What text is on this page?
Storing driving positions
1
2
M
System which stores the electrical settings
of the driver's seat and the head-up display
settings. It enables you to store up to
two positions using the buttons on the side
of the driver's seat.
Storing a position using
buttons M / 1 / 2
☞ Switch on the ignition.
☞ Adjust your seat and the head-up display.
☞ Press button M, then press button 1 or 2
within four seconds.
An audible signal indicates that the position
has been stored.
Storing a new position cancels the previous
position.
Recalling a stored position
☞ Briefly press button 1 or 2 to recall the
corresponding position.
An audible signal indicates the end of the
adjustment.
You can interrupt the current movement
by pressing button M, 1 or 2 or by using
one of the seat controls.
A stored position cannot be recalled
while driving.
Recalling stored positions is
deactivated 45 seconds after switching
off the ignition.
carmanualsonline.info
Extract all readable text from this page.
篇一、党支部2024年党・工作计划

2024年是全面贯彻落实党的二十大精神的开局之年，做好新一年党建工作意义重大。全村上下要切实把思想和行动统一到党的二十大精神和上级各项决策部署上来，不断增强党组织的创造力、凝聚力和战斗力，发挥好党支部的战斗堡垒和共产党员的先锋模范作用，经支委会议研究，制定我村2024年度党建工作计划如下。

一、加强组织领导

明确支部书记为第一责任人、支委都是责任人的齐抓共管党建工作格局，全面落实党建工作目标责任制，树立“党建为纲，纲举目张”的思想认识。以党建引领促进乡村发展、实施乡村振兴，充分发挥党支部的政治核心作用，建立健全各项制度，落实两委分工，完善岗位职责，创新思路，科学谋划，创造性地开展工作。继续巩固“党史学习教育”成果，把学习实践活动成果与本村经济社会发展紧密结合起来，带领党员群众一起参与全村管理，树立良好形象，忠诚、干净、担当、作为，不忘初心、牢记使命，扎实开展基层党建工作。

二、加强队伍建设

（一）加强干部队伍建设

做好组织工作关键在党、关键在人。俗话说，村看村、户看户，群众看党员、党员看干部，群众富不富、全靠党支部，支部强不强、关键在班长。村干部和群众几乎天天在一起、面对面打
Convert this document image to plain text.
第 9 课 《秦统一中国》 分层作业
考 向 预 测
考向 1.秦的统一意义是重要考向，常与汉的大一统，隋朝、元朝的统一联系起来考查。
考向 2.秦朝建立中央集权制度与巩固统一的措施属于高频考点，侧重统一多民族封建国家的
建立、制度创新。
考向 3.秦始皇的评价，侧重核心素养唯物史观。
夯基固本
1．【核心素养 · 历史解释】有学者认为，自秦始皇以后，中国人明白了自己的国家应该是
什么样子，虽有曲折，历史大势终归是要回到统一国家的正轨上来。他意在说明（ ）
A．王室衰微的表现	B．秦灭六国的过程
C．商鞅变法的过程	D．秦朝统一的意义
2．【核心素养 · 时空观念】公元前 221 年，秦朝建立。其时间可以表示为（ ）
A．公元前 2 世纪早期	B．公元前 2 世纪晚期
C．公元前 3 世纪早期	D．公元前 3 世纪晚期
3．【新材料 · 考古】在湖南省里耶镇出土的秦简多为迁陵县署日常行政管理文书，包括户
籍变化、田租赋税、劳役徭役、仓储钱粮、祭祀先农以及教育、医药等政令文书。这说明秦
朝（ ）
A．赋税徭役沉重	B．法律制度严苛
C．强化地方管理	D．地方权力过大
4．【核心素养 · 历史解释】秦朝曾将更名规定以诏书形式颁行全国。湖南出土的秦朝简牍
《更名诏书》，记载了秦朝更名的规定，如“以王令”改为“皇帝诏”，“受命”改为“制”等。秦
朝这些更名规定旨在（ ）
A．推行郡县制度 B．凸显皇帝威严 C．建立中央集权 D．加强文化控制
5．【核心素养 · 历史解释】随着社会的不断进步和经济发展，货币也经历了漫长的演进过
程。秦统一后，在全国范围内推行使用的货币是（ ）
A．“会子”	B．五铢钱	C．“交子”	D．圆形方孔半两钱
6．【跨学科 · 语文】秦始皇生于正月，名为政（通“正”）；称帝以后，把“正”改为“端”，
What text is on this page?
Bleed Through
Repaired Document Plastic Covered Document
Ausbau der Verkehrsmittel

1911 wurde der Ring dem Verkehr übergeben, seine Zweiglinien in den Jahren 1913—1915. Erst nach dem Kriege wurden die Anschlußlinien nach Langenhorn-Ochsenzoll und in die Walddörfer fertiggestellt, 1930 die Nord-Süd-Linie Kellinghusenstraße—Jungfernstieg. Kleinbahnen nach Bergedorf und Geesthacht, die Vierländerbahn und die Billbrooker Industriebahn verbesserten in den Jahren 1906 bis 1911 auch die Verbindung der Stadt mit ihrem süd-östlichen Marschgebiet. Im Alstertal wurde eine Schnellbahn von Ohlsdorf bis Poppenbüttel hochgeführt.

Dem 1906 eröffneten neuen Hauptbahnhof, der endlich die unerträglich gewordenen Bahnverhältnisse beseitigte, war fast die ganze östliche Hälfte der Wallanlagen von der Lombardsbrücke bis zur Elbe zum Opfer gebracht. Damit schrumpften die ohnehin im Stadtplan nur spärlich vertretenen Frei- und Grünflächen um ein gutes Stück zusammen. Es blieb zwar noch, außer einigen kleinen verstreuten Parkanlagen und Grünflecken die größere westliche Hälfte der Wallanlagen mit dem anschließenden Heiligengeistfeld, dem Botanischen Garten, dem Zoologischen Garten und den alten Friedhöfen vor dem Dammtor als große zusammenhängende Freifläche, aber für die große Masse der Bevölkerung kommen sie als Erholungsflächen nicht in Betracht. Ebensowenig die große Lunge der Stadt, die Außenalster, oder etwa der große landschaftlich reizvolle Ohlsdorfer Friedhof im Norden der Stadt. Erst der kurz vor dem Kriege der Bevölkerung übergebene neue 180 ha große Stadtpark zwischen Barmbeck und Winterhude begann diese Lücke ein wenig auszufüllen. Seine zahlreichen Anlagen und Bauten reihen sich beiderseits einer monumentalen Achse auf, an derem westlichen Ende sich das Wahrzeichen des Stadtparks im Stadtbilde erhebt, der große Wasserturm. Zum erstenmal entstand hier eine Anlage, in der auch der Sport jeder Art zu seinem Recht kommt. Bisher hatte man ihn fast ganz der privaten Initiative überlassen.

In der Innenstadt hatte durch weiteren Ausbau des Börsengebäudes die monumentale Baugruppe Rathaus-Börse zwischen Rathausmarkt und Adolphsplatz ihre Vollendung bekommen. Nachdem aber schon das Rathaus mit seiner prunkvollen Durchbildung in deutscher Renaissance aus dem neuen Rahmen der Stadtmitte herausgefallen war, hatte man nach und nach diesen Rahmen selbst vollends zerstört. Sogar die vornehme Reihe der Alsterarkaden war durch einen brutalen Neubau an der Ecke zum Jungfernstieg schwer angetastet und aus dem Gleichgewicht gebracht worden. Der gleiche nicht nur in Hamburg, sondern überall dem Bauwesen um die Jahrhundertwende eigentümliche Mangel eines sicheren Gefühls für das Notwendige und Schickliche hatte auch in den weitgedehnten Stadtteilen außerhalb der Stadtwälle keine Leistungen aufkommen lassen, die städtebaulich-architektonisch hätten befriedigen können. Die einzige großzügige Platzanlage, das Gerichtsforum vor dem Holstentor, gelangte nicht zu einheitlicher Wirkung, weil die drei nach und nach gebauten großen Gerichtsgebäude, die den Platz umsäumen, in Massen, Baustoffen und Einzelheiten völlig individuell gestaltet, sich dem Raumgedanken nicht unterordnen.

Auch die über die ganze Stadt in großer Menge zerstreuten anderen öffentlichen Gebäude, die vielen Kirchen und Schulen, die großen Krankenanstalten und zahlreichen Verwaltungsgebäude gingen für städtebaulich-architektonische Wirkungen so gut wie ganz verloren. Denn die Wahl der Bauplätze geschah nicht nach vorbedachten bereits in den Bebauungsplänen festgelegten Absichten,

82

[TASK TO COMPLETE] Extract all of the data shown above without alteration.

[SOLUTION FOR THIS PROBLEM]
What text is on this page?
Storing driving positions
1
2
M
System which stores the electrical settings
of the driver's seat and the head-up display
settings. It enables you to store up to
two positions using the buttons on the side
of the driver's seat.
Storing a position using
buttons M / 1 / 2
☞ Switch on the ignition.
☞ Adjust your seat and the head-up display.
☞ Press button M, then press button 1 or 2
within four seconds.
An audible signal indicates that the position
has been stored.
Storing a new position cancels the previous
position.
Recalling a stored position
☞ Briefly press button 1 or 2 to recall the
corresponding position.
An audible signal indicates the end of the
adjustment.
You can interrupt the current movement
by pressing button M, 1 or 2 or by using
one of the seat controls.
A stored position cannot be recalled
while driving.
Recalling stored positions is
deactivated 45 seconds after switching
off the ignition.
carmanualsonline.info
Extract all readable text from this page.
篇一、党支部2024年党・工作计划

2024年是全面贯彻落实党的二十大精神的开局之年，做好新一年党建工作意义重大。全村上下要切实把思想和行动统一到党的二十大精神和上级各项决策部署上来，不断增强党组织的创造力、凝聚力和战斗力，发挥好党支部的战斗堡垒和共产党员的先锋模范作用，经支委会议研究，制定我村2024年度党建工作计划如下。

一、加强组织领导

明确支部书记为第一责任人、支委都是责任人的齐抓共管党建工作格局，全面落实党建工作目标责任制，树立“党建为纲，纲举目张”的思想认识。以党建引领促进乡村发展、实施乡村振兴，充分发挥党支部的政治核心作用，建立健全各项制度，落实两委分工，完善岗位职责，创新思路，科学谋划，创造性地开展工作。继续巩固“党史学习教育”成果，把学习实践活动成果与本村经济社会发展紧密结合起来，带领党员群众一起参与全村管理，树立良好形象，忠诚、干净、担当、作为，不忘初心、牢记使命，扎实开展基层党建工作。

二、加强队伍建设

（一）加强干部队伍建设

做好组织工作关键在党、关键在人。俗话说，村看村、户看户，群众看党员、党员看干部，群众富不富、全靠党支部，支部强不强、关键在班长。村干部和群众几乎天天在一起、面对面打
Convert this document image to plain text.
第 9 课 《秦统一中国》 分层作业
考 向 预 测
考向 1.秦的统一意义是重要考向，常与汉的大一统，隋朝、元朝的统一联系起来考查。
考向 2.秦朝建立中央集权制度与巩固统一的措施属于高频考点，侧重统一多民族封建国家的
建立、制度创新。
考向 3.秦始皇的评价，侧重核心素养唯物史观。
夯基固本
1．【核心素养 · 历史解释】有学者认为，自秦始皇以后，中国人明白了自己的国家应该是
什么样子，虽有曲折，历史大势终归是要回到统一国家的正轨上来。他意在说明（ ）
A．王室衰微的表现	B．秦灭六国的过程
C．商鞅变法的过程	D．秦朝统一的意义
2．【核心素养 · 时空观念】公元前 221 年，秦朝建立。其时间可以表示为（ ）
A．公元前 2 世纪早期	B．公元前 2 世纪晚期
C．公元前 3 世纪早期	D．公元前 3 世纪晚期
3．【新材料 · 考古】在湖南省里耶镇出土的秦简多为迁陵县署日常行政管理文书，包括户
籍变化、田租赋税、劳役徭役、仓储钱粮、祭祀先农以及教育、医药等政令文书。这说明秦
朝（ ）
A．赋税徭役沉重	B．法律制度严苛
C．强化地方管理	D．地方权力过大
4．【核心素养 · 历史解释】秦朝曾将更名规定以诏书形式颁行全国。湖南出土的秦朝简牍
《更名诏书》，记载了秦朝更名的规定，如“以王令”改为“皇帝诏”，“受命”改为“制”等。秦
朝这些更名规定旨在（ ）
A．推行郡县制度 B．凸显皇帝威严 C．建立中央集权 D．加强文化控制
5．【核心素养 · 历史解释】随着社会的不断进步和经济发展，货币也经历了漫长的演进过
程。秦统一后，在全国范围内推行使用的货币是（ ）
A．“会子”	B．五铢钱	C．“交子”	D．圆形方孔半两钱
6．【跨学科 · 语文】秦始皇生于正月，名为政（通“正”）；称帝以后，把“正”改为“端”，
What text is on this page?
Bleed Through
Repaired Document Plastic Covered Document
Ausbau der Verkehrsmittel

1911 wurde der Ring dem Verkehr übergeben, seine Zweiglinien in den Jahren 1913—1915. Erst nach dem Kriege wurden die Anschlußlinien nach Langenhorn-Ochsenzoll und in die Walddörfer fertiggestellt, 1930 die Nord-Süd-Linie Kellinghusenstraße—Jungfernstieg. Kleinbahnen nach Bergedorf und Geesthacht, die Vierländerbahn und die Billbrooker Industriebahn verbesserten in den Jahren 1906 bis 1911 auch die Verbindung der Stadt mit ihrem süd-östlichen Marschgebiet. Im Alstertal wurde eine Schnellbahn von Ohlsdorf bis Poppenbüttel hochgeführt.

Dem 1906 eröffneten neuen Hauptbahnhof, der endlich die unerträglich gewordenen Bahnverhältnisse beseitigte, war fast die ganze östliche Hälfte der Wallanlagen von der Lombardsbrücke bis zur Elbe zum Opfer gebracht. Damit schrumpften die ohnehin im Stadtplan nur spärlich vertretenen Frei- und Grünflächen um ein gutes Stück zusammen. Es blieb zwar noch, außer einigen kleinen verstreuten Parkanlagen und Grünflecken die größere westliche Hälfte der Wallanlagen mit dem anschließenden Heiligengeistfeld, dem Botanischen Garten, dem Zoologischen Garten und den alten Friedhöfen vor dem Dammtor als große zusammenhängende Freifläche, aber für die große Masse der Bevölkerung kommen sie als Erholungsflächen nicht in Betracht. Ebensowenig die große Lunge der Stadt, die Außenalster, oder etwa der große landschaftlich reizvolle Ohlsdorfer Friedhof im Norden der Stadt. Erst der kurz vor dem Kriege der Bevölkerung übergebene neue 180 ha große Stadtpark zwischen Barmbeck und Winterhude begann diese Lücke ein wenig auszufüllen. Seine zahlreichen Anlagen und Bauten reihen sich beiderseits einer monumentalen Achse auf, an derem westlichen Ende sich das Wahrzeichen des Stadtparks im Stadtbilde erhebt, der große Wasserturm. Zum erstenmal entstand hier eine Anlage, in der auch der Sport jeder Art zu seinem Recht kommt. Bisher hatte man ihn fast ganz der privaten Initiative überlassen.

In der Innenstadt hatte durch weiteren Ausbau des Börsengebäudes die monumentale Baugruppe Rathaus-Börse zwischen Rathausmarkt und Adolphsplatz ihre Vollendung bekommen. Nachdem aber schon das Rathaus mit seiner prunkvollen Durchbildung in deutscher Renaissance aus dem neuen Rahmen der Stadtmitte herausgefallen war, hatte man nach und nach diesen Rahmen selbst vollends zerstört. Sogar die vornehme Reihe der Alsterarkaden war durch einen brutalen Neubau an der Ecke zum Jungfernstieg schwer angetastet und aus dem Gleichgewicht gebracht worden. Der gleiche nicht nur in Hamburg, sondern überall dem Bauwesen um die Jahrhundertwende eigentümliche Mangel eines sicheren Gefühls für das Notwendige und Schickliche hatte auch in den weitgedehnten Stadtteilen außerhalb der Stadtwälle keine Leistungen aufkommen lassen, die städtebaulich-architektonisch hätten befriedigen können. Die einzige großzügige Platzanlage, das Gerichtsforum vor dem Holstentor, gelangte nicht zu einheitlicher Wirkung, weil die drei nach und nach gebauten großen Gerichtsgebäude, die den Platz umsäumen, in Massen, Baustoffen und Einzelheiten völlig individuell gestaltet, sich dem Raumgedanken nicht unterordnen.

Auch die über die ganze Stadt in großer Menge zerstreuten anderen öffentlichen Gebäude, die vielen Kirchen und Schulen, die großen Krankenanstalten und zahlreichen Verwaltungsgebäude gingen für städtebaulich-architektonische Wirkungen so gut wie ganz verloren. Denn die Wahl der Bauplätze geschah nicht nach vorbedachten bereits in den Bebauungsplänen festgelegten Absichten,

82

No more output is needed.